## Required task
Locate the string "terminoient" in the listing below. Copy every line where it is found.

[Saved data entries]
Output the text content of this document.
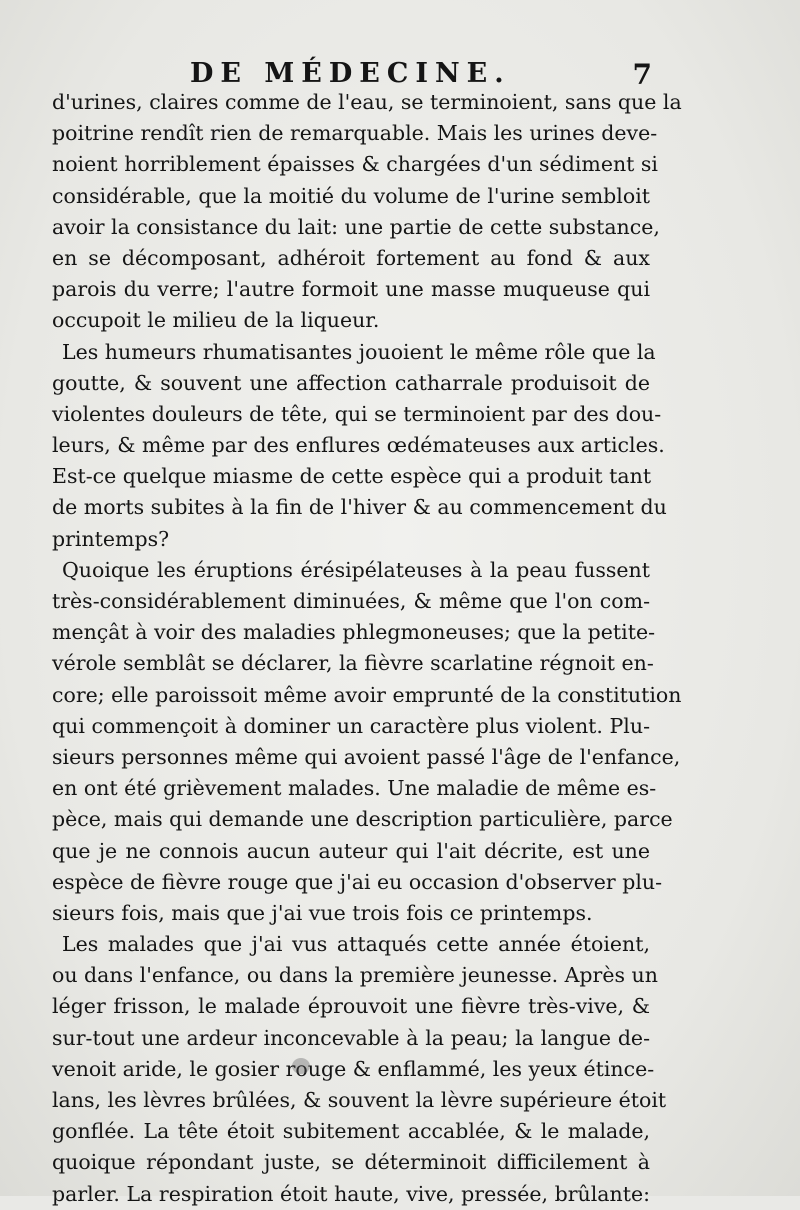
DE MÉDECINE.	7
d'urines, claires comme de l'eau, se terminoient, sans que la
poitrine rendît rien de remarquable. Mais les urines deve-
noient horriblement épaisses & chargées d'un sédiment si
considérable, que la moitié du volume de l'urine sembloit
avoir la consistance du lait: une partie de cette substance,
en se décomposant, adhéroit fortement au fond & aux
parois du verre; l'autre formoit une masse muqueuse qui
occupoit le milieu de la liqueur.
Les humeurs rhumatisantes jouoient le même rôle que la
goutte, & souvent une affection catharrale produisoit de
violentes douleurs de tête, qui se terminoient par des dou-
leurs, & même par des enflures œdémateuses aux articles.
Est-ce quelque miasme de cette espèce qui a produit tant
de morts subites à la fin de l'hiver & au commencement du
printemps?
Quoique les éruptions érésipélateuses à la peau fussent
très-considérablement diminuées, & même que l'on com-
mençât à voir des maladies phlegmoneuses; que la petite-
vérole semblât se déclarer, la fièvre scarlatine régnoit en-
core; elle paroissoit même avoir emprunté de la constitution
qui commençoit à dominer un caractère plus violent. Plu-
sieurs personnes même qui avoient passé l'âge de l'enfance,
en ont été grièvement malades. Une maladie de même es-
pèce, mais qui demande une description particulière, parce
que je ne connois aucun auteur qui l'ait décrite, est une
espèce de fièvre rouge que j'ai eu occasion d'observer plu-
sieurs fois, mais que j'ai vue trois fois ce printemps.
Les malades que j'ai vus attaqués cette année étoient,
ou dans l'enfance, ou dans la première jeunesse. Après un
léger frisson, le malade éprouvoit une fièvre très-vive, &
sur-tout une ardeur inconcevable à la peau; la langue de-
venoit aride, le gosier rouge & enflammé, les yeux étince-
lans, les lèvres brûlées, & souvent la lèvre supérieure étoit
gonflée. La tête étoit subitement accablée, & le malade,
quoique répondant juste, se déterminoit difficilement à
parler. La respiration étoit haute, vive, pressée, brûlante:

---

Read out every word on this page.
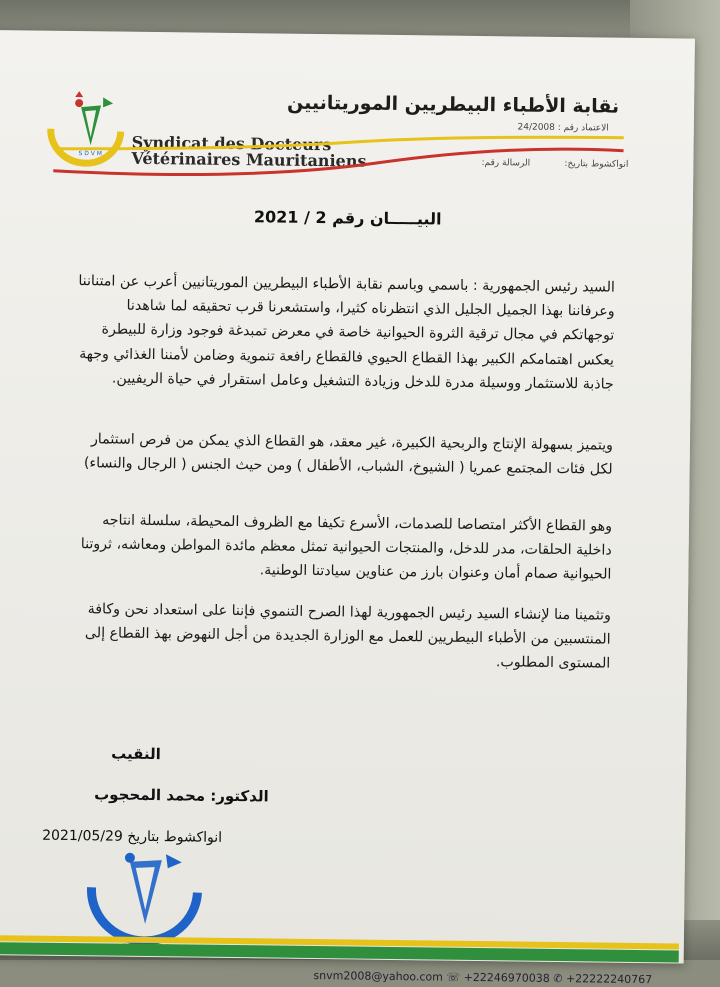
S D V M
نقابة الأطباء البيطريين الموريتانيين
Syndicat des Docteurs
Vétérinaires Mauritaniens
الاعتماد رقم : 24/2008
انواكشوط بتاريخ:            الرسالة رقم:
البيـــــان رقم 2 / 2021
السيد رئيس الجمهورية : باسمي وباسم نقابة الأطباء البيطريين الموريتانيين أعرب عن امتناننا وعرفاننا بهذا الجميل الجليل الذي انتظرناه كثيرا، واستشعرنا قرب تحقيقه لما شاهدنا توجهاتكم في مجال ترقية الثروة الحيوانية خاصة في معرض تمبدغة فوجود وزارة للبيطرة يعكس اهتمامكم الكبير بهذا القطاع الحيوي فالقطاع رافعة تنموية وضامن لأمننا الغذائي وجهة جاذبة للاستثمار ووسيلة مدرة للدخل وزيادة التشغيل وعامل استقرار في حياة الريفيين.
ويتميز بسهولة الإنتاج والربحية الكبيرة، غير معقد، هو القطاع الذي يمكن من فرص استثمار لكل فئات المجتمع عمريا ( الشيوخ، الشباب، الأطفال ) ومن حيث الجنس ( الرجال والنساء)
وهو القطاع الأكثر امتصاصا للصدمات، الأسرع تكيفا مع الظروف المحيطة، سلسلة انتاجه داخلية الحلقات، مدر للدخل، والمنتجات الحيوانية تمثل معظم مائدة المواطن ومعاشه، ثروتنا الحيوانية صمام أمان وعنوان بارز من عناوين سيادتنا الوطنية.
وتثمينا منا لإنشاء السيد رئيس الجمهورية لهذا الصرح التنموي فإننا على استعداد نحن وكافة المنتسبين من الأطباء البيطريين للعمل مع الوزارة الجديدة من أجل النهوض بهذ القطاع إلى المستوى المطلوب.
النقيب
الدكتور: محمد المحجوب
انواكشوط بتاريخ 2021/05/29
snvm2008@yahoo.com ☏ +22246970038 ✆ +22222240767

## Task answer
d'urines, claires comme de l'eau, se terminoient, sans que la
violentes douleurs de tête, qui se terminoient par des dou-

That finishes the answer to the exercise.